Canceled Subscription Active Subscription Total
Watches Daily 80 420 500
Watches Weekly 120 230 350
Watches Rarely 100 50 150
Total 300 700 1,000

a. Define probability types

Using this table as context, explain:

  • Joint Probability:

  • Marginal Probability:

  • Conditional Probability:

b. Calculate the following (show work as fractions, then decimals):

  1. \(P(\text{Watches Daily})\) =

  2. \(P(\text{Canceled})\) =

  3. \(P(\text{Watches Daily AND Canceled})\) =

  4. \(P(\text{Watches Daily OR Canceled})\) =

  5. \(P(\text{Canceled | Watches Daily})\) =

  6. \(P(\text{Canceled | Watches Rarely})\) =

  7. \(P(\text{Watches Daily | Active})\) =

c. Interpretation

  • Compare \(P(\text{Canceled | Watches Daily})\) with \(P(\text{Canceled | Watches Rarely})\). What does this tell Jordan about viewing frequency and churn risk?

  • Is viewing frequency independent of subscription status? Provide statistical evidence using the definition: Events A and B are independent if \(P(A|B) = P(A)\).


Question 5: Device Usage Analysis

StreamFlix tracks which devices subscribers use. Here’s data from 2,000 subscribers:

Mobile Only TV Only Both Devices Total
Premium Tier 180 320 300 800
Standard Tier 240 360 280 880
Basic Tier 150 130 40 320
Total 570 810 620 2,000

a. Calculate:

  1. \(P(\text{Premium Tier})\) =

  2. \(P(\text{Both Devices})\) =

  3. \(P(\text{Premium AND Both Devices})\) =

  4. \(P(\text{Both Devices | Premium})\) =

  5. \(P(\text{Premium | Both Devices})\) =

b. Comparison

Notice that \(P(\text{Both Devices | Premium}) \neq P(\text{Premium | Both Devices})\)

Explain in words what EACH probability means and why they’re different:

c. Business Insight

  • Which tier has the highest percentage of multi-device users? Show calculation.

  • What should Jordan conclude about the relationship between tier choice and device usage?


Question 6: Free Trial Conversion

StreamFlix offers a 30-day free trial. Historical data shows: - 70% of trial users watch at least 5 hours of content - Of those who watch 5+ hours, 60% convert to paid subscribers - Of those who watch less than 5 hours, only 15% convert to paid subscribers

a. Create a tree diagram

Sketch a tree diagram showing: - First branch: Hours watched (5+ hours vs. <5 hours) - Second branch: Conversion outcome (Convert vs. Don’t Convert) - Label all probabilities on branches - Calculate all four endpoint probabilities

b. Calculate:

  1. What’s the probability a trial user BOTH watches 5+ hours AND converts?

  2. What’s the overall probability that a trial user converts (regardless of viewing)? Use the Law of Total Probability: \(P(\text{Convert}) = P(\text{Convert AND 5+ hours}) + P(\text{Convert AND <5 hours})\)

───

Your tasks>
**a.** From the device usage table in the probability worksheet, list every subscription tier.
**b.** Copy the probability worksheet between "c. Interpretation" and "and churn risk?", inclusive, swapping "Jordan" for "the analyst".

Records provided>
───

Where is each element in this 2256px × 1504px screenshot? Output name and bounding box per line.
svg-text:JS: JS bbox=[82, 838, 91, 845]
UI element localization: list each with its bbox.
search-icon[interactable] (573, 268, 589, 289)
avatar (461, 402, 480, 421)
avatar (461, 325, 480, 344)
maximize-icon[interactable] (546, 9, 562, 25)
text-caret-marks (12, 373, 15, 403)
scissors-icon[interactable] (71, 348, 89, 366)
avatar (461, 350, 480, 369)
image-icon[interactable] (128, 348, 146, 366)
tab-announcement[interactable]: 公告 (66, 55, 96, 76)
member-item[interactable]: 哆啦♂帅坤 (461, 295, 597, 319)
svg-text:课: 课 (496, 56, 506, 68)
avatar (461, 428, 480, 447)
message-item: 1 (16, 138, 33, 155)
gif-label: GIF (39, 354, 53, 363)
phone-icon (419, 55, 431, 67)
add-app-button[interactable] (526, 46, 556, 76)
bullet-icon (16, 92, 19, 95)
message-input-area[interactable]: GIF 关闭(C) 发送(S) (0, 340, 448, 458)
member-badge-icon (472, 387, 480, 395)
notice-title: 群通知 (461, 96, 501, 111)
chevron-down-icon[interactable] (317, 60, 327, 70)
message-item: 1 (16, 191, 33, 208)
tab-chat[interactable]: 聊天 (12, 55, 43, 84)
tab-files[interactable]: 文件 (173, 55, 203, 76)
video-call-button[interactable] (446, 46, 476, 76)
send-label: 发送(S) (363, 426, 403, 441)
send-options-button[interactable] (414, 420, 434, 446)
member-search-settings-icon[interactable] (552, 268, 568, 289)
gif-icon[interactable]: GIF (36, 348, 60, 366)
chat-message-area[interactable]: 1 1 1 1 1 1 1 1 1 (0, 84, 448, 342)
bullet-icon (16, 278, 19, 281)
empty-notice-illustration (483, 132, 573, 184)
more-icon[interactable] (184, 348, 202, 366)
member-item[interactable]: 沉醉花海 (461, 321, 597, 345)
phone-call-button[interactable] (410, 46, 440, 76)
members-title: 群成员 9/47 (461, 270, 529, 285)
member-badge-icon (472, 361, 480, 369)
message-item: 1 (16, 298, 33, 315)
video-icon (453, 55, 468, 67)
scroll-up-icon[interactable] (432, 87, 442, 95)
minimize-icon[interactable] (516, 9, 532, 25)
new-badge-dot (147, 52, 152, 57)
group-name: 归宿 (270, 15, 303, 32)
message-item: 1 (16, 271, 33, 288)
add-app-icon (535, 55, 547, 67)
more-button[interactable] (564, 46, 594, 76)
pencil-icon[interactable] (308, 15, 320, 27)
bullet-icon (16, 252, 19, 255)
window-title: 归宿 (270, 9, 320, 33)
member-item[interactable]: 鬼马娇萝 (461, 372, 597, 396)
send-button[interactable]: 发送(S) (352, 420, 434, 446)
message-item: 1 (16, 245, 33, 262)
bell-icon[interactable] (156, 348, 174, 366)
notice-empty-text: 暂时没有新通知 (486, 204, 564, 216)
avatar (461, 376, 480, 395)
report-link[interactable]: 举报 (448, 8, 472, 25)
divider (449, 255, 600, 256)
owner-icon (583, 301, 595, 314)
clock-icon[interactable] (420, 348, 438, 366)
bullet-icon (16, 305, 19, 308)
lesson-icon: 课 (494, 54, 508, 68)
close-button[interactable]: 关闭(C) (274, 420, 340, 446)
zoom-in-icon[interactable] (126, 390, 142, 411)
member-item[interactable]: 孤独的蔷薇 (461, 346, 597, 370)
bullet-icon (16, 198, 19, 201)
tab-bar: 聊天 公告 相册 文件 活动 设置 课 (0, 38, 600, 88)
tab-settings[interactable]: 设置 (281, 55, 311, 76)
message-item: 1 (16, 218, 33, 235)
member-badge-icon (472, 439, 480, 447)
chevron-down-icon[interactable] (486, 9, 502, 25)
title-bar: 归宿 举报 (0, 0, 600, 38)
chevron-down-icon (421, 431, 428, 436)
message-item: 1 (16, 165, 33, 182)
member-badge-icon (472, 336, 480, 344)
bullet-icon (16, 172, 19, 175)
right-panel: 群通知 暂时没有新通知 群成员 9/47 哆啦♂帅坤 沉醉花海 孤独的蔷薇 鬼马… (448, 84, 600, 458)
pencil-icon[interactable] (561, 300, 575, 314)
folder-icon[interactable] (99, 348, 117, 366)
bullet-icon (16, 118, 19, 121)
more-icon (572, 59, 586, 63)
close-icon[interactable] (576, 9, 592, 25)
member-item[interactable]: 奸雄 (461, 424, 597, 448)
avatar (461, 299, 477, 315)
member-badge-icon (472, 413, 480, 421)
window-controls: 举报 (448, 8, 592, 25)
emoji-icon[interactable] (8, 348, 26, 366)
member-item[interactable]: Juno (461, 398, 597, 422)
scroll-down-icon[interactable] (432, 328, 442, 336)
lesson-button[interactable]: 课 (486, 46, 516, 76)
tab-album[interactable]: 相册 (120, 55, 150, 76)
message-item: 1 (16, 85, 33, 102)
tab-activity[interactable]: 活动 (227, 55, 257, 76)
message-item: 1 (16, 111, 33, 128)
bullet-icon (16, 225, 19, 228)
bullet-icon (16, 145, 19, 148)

───

Answers by item number>
**a.** Premium Tier, Standard Tier, Basic Tier

**b.**
c. Interpretation

  • Compare \(P(\text{Canceled | Watches Daily})\) with \(P(\text{Canceled | Watches Rarely})\). What does this tell the analyst about viewing frequency and churn risk?